* Start Supplied data *

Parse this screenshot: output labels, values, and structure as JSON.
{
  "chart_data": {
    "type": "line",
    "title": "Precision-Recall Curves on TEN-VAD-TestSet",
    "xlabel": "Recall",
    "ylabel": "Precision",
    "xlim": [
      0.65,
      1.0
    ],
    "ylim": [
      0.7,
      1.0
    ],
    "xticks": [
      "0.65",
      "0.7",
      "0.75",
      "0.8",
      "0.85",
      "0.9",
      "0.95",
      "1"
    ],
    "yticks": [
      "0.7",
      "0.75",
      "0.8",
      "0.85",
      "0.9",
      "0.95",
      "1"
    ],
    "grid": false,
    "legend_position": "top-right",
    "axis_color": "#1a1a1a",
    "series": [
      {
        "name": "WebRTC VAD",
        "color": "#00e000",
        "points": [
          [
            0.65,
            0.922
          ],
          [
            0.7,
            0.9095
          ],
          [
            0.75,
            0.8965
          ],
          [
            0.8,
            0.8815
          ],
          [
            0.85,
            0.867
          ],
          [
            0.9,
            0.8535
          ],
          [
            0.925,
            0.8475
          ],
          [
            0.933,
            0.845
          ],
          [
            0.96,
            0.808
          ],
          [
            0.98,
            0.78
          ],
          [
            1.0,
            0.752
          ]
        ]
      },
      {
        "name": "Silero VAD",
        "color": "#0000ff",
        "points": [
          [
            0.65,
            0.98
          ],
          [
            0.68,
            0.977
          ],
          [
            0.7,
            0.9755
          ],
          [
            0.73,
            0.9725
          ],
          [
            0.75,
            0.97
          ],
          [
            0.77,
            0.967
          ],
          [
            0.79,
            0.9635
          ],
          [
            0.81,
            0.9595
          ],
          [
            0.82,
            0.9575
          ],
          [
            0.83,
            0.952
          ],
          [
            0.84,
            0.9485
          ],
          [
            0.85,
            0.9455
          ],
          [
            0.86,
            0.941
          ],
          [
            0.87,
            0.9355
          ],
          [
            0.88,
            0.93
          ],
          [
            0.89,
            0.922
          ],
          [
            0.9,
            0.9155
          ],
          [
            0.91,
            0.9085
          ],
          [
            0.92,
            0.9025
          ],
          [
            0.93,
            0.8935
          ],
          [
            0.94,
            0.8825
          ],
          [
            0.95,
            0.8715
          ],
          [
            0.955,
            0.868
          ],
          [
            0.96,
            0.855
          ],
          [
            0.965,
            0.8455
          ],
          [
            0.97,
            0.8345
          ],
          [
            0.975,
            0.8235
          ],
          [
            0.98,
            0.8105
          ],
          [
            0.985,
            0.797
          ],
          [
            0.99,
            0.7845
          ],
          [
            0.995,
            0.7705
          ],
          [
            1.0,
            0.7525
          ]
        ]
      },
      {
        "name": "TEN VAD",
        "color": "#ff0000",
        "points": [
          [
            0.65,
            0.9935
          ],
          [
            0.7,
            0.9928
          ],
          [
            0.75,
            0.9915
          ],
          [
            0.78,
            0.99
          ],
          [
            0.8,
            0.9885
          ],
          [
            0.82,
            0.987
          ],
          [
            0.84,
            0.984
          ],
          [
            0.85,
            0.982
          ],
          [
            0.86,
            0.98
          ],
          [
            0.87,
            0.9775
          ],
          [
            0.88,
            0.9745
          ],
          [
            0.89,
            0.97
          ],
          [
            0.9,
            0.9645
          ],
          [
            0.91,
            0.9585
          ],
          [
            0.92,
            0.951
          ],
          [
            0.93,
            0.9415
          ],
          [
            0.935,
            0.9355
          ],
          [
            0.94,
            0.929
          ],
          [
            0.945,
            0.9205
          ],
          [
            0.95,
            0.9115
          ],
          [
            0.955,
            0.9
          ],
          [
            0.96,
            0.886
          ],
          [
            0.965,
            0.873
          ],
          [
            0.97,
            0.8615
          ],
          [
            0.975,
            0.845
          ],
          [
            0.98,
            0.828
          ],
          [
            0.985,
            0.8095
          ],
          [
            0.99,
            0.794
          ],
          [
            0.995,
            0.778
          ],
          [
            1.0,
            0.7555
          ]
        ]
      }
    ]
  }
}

* End Supplied data *

* _Task objective_
Identify the lines in the entries that hold "Precision" and return each one.

* _Solution to this task_
    "title": "Precision-Recall Curves on TEN-VAD-TestSet",
    "ylabel": "Precision",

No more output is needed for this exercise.